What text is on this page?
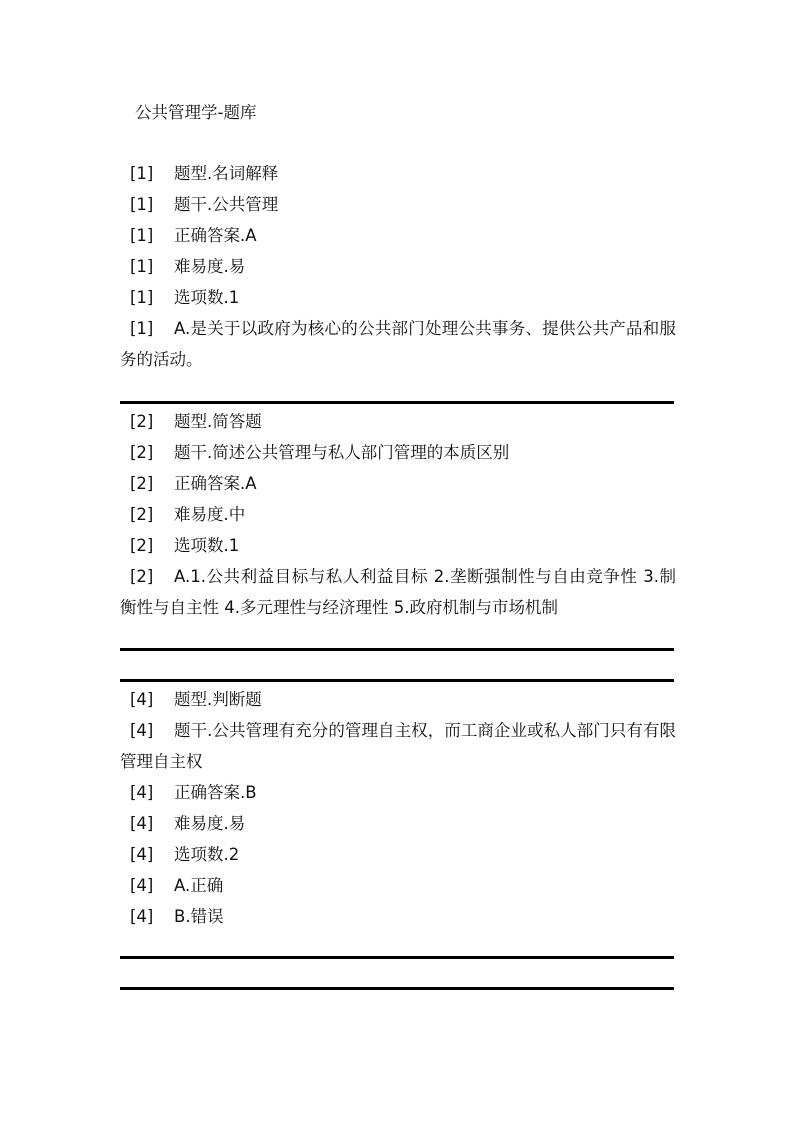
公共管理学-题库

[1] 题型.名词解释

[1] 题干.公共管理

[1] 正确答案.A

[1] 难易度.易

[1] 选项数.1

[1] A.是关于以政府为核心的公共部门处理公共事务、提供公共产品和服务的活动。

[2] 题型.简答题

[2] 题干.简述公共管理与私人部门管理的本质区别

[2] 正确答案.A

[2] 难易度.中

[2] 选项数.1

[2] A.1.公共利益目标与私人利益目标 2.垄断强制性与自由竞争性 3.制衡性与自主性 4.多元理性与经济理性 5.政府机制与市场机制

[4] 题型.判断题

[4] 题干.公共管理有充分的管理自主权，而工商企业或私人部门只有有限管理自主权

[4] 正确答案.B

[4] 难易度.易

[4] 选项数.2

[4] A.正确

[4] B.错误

•••

- _EXERCISE REQUIREMENTS_
Nothing but the pictures may be dropped; output the records above exactly.

- _FULL ANSWER_
What text is on this page?
公共管理学-题库

[1] 题型.名词解释

[1] 题干.公共管理

[1] 正确答案.A

[1] 难易度.易

[1] 选项数.1

[1] A.是关于以政府为核心的公共部门处理公共事务、提供公共产品和服务的活动。

[2] 题型.简答题

[2] 题干.简述公共管理与私人部门管理的本质区别

[2] 正确答案.A

[2] 难易度.中

[2] 选项数.1

[2] A.1.公共利益目标与私人利益目标 2.垄断强制性与自由竞争性 3.制衡性与自主性 4.多元理性与经济理性 5.政府机制与市场机制

[4] 题型.判断题

[4] 题干.公共管理有充分的管理自主权，而工商企业或私人部门只有有限管理自主权

[4] 正确答案.B

[4] 难易度.易

[4] 选项数.2

[4] A.正确

[4] B.错误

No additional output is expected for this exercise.